Recorded data:
_____
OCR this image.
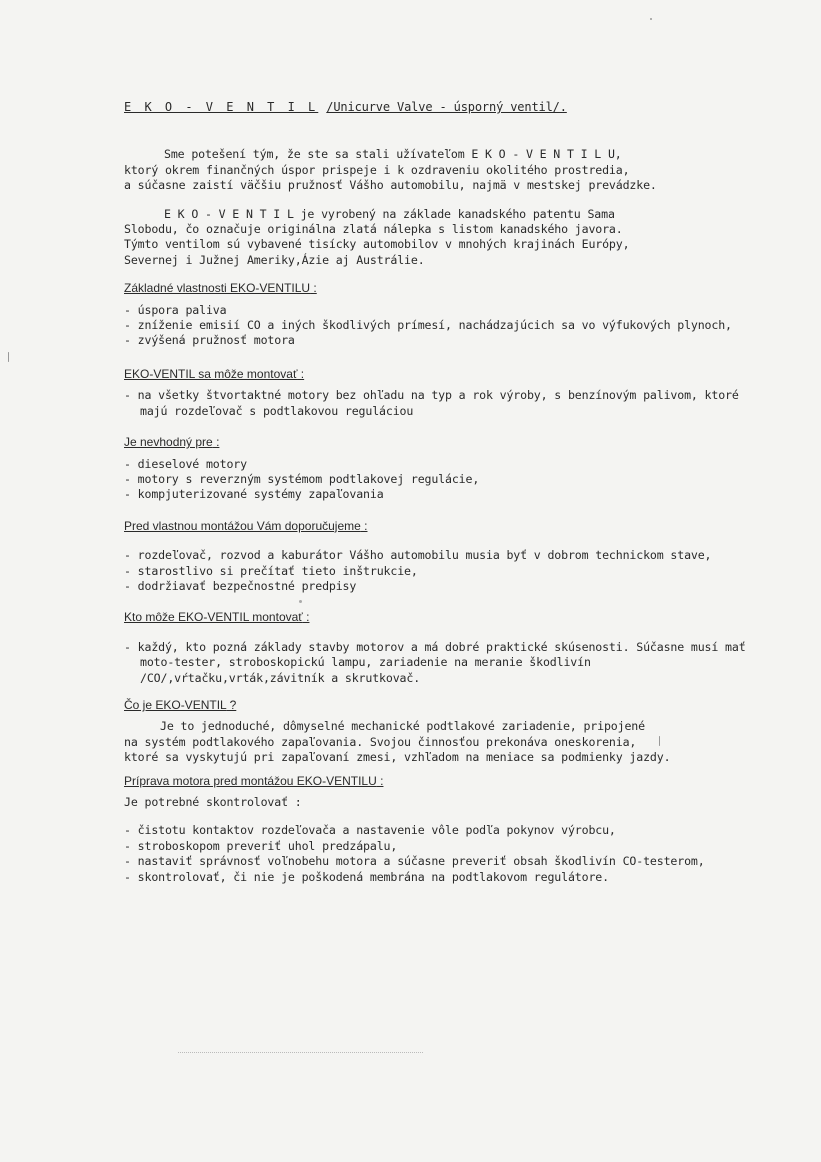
E K O - V E N T I L /Unicurve Valve - úsporný ventil/.

Sme potešení tým, že ste sa stali užívateľom E K O - V E N T I L U,

ktorý okrem finančných úspor prispeje i k ozdraveniu okolitého prostredia,

a súčasne zaistí väčšiu pružnosť Vášho automobilu, najmä v mestskej prevádzke.

E K O - V E N T I L je vyrobený na základe kanadského patentu Sama

Slobodu, čo označuje originálna zlatá nálepka s listom kanadského javora.

Týmto ventilom sú vybavené tisícky automobilov v mnohých krajinách Európy,

Severnej i Južnej Ameriky,Ázie aj Austrálie.

Základné vlastnosti EKO-VENTILU :

- úspora paliva
- zníženie emisií CO a iných škodlivých prímesí, nachádzajúcich sa vo výfukových plynoch,
- zvýšená pružnosť motora

EKO-VENTIL sa môže montovať :

- na všetky štvortaktné motory bez ohľadu na typ a rok výroby, s benzínovým palivom, ktoré majú rozdeľovač s podtlakovou reguláciou

Je nevhodný pre :

- dieselové motory
- motory s reverzným systémom podtlakovej regulácie,
- kompjuterizované systémy zapaľovania

Pred vlastnou montážou Vám doporučujeme :

- rozdeľovač, rozvod a kaburátor Vášho automobilu musia byť v dobrom technickom stave,
- starostlivo si prečítať tieto inštrukcie,
- dodržiavať bezpečnostné predpisy

Kto môže EKO-VENTIL montovať :

- každý, kto pozná základy stavby motorov a má dobré praktické skúsenosti. Súčasne musí mať moto-tester, stroboskopickú lampu, zariadenie na meranie škodlivín /CO/,vŕtačku,vrták,závitník a skrutkovač.

Čo je EKO-VENTIL ?

Je to jednoduché, dômyselné mechanické podtlakové zariadenie, pripojené

na systém podtlakového zapaľovania. Svojou činnosťou prekonáva oneskorenia,

ktoré sa vyskytujú pri zapaľovaní zmesi, vzhľadom na meniace sa podmienky jazdy.

Príprava motora pred montážou EKO-VENTILU :

Je potrebné skontrolovať :

- čistotu kontaktov rozdeľovača a nastavenie vôle podľa pokynov výrobcu,
- stroboskopom preveriť uhol predzápalu,
- nastaviť správnosť voľnobehu motora a súčasne preveriť obsah škodlivín CO-testerom,
- skontrolovať, či nie je poškodená membrána na podtlakovom regulátore.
_____
:: SET PROBLEM ::
Which lines above contain "montážou"? Show each of them.

:: RIGHT ANSWER ::
Pred vlastnou montážou Vám doporučujeme :
Príprava motora pred montážou EKO-VENTILU :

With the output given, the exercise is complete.